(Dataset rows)
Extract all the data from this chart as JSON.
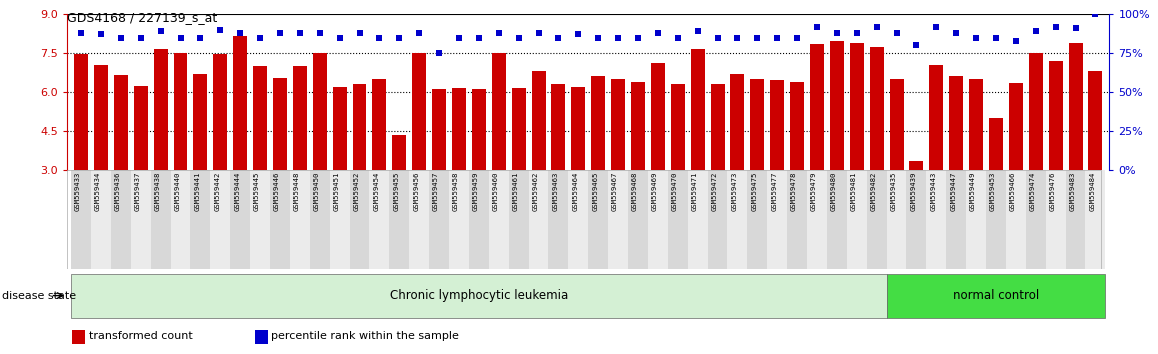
{
  "title": "GDS4168 / 227139_s_at",
  "samples": [
    "GSM559433",
    "GSM559434",
    "GSM559436",
    "GSM559437",
    "GSM559438",
    "GSM559440",
    "GSM559441",
    "GSM559442",
    "GSM559444",
    "GSM559445",
    "GSM559446",
    "GSM559448",
    "GSM559450",
    "GSM559451",
    "GSM559452",
    "GSM559454",
    "GSM559455",
    "GSM559456",
    "GSM559457",
    "GSM559458",
    "GSM559459",
    "GSM559460",
    "GSM559461",
    "GSM559462",
    "GSM559463",
    "GSM559464",
    "GSM559465",
    "GSM559467",
    "GSM559468",
    "GSM559469",
    "GSM559470",
    "GSM559471",
    "GSM559472",
    "GSM559473",
    "GSM559475",
    "GSM559477",
    "GSM559478",
    "GSM559479",
    "GSM559480",
    "GSM559481",
    "GSM559482",
    "GSM559435",
    "GSM559439",
    "GSM559443",
    "GSM559447",
    "GSM559449",
    "GSM559453",
    "GSM559466",
    "GSM559474",
    "GSM559476",
    "GSM559483",
    "GSM559484"
  ],
  "bar_values": [
    7.45,
    7.05,
    6.65,
    6.25,
    7.65,
    7.5,
    6.7,
    7.45,
    8.15,
    7.0,
    6.55,
    7.0,
    7.5,
    6.2,
    6.3,
    6.5,
    4.35,
    7.5,
    6.1,
    6.15,
    6.1,
    7.5,
    6.15,
    6.8,
    6.3,
    6.2,
    6.6,
    6.5,
    6.4,
    7.1,
    6.3,
    7.65,
    6.3,
    6.7,
    6.5,
    6.45,
    6.4,
    7.85,
    7.95,
    7.9,
    7.75,
    6.5,
    3.35,
    7.05,
    6.6,
    6.5,
    5.0,
    6.35,
    7.5,
    7.2,
    7.9,
    6.8
  ],
  "percentile_values": [
    88,
    87,
    85,
    85,
    89,
    85,
    85,
    90,
    88,
    85,
    88,
    88,
    88,
    85,
    88,
    85,
    85,
    88,
    75,
    85,
    85,
    88,
    85,
    88,
    85,
    87,
    85,
    85,
    85,
    88,
    85,
    89,
    85,
    85,
    85,
    85,
    85,
    92,
    88,
    88,
    92,
    88,
    80,
    92,
    88,
    85,
    85,
    83,
    89,
    92,
    91,
    100
  ],
  "group_labels": [
    "Chronic lymphocytic leukemia",
    "normal control"
  ],
  "group_sizes": [
    41,
    11
  ],
  "group_colors": [
    "#d4f0d4",
    "#44dd44"
  ],
  "bar_color": "#cc0000",
  "dot_color": "#0000cc",
  "ylim_left": [
    3,
    9
  ],
  "ylim_right": [
    0,
    100
  ],
  "yticks_left": [
    3,
    4.5,
    6,
    7.5,
    9
  ],
  "yticks_right": [
    0,
    25,
    50,
    75,
    100
  ],
  "grid_values": [
    4.5,
    6.0,
    7.5
  ],
  "disease_state_label": "disease state",
  "legend_items": [
    "transformed count",
    "percentile rank within the sample"
  ],
  "legend_colors": [
    "#cc0000",
    "#0000cc"
  ],
  "bg_colors": [
    "#d8d8d8",
    "#ebebeb"
  ]
}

TASK DIRECTIONS >>
Repeat the listing verbatim. Skip the pictures.

SOLUTION TO THE PROBLEM >>
Extract all the data from this chart as JSON.
{
  "title": "GDS4168 / 227139_s_at",
  "samples": [
    "GSM559433",
    "GSM559434",
    "GSM559436",
    "GSM559437",
    "GSM559438",
    "GSM559440",
    "GSM559441",
    "GSM559442",
    "GSM559444",
    "GSM559445",
    "GSM559446",
    "GSM559448",
    "GSM559450",
    "GSM559451",
    "GSM559452",
    "GSM559454",
    "GSM559455",
    "GSM559456",
    "GSM559457",
    "GSM559458",
    "GSM559459",
    "GSM559460",
    "GSM559461",
    "GSM559462",
    "GSM559463",
    "GSM559464",
    "GSM559465",
    "GSM559467",
    "GSM559468",
    "GSM559469",
    "GSM559470",
    "GSM559471",
    "GSM559472",
    "GSM559473",
    "GSM559475",
    "GSM559477",
    "GSM559478",
    "GSM559479",
    "GSM559480",
    "GSM559481",
    "GSM559482",
    "GSM559435",
    "GSM559439",
    "GSM559443",
    "GSM559447",
    "GSM559449",
    "GSM559453",
    "GSM559466",
    "GSM559474",
    "GSM559476",
    "GSM559483",
    "GSM559484"
  ],
  "bar_values": [
    7.45,
    7.05,
    6.65,
    6.25,
    7.65,
    7.5,
    6.7,
    7.45,
    8.15,
    7.0,
    6.55,
    7.0,
    7.5,
    6.2,
    6.3,
    6.5,
    4.35,
    7.5,
    6.1,
    6.15,
    6.1,
    7.5,
    6.15,
    6.8,
    6.3,
    6.2,
    6.6,
    6.5,
    6.4,
    7.1,
    6.3,
    7.65,
    6.3,
    6.7,
    6.5,
    6.45,
    6.4,
    7.85,
    7.95,
    7.9,
    7.75,
    6.5,
    3.35,
    7.05,
    6.6,
    6.5,
    5.0,
    6.35,
    7.5,
    7.2,
    7.9,
    6.8
  ],
  "percentile_values": [
    88,
    87,
    85,
    85,
    89,
    85,
    85,
    90,
    88,
    85,
    88,
    88,
    88,
    85,
    88,
    85,
    85,
    88,
    75,
    85,
    85,
    88,
    85,
    88,
    85,
    87,
    85,
    85,
    85,
    88,
    85,
    89,
    85,
    85,
    85,
    85,
    85,
    92,
    88,
    88,
    92,
    88,
    80,
    92,
    88,
    85,
    85,
    83,
    89,
    92,
    91,
    100
  ],
  "group_labels": [
    "Chronic lymphocytic leukemia",
    "normal control"
  ],
  "group_sizes": [
    41,
    11
  ],
  "group_colors": [
    "#d4f0d4",
    "#44dd44"
  ],
  "bar_color": "#cc0000",
  "dot_color": "#0000cc",
  "ylim_left": [
    3,
    9
  ],
  "ylim_right": [
    0,
    100
  ],
  "yticks_left": [
    3,
    4.5,
    6,
    7.5,
    9
  ],
  "yticks_right": [
    0,
    25,
    50,
    75,
    100
  ],
  "grid_values": [
    4.5,
    6.0,
    7.5
  ],
  "disease_state_label": "disease state",
  "legend_items": [
    "transformed count",
    "percentile rank within the sample"
  ],
  "legend_colors": [
    "#cc0000",
    "#0000cc"
  ],
  "bg_colors": [
    "#d8d8d8",
    "#ebebeb"
  ]
}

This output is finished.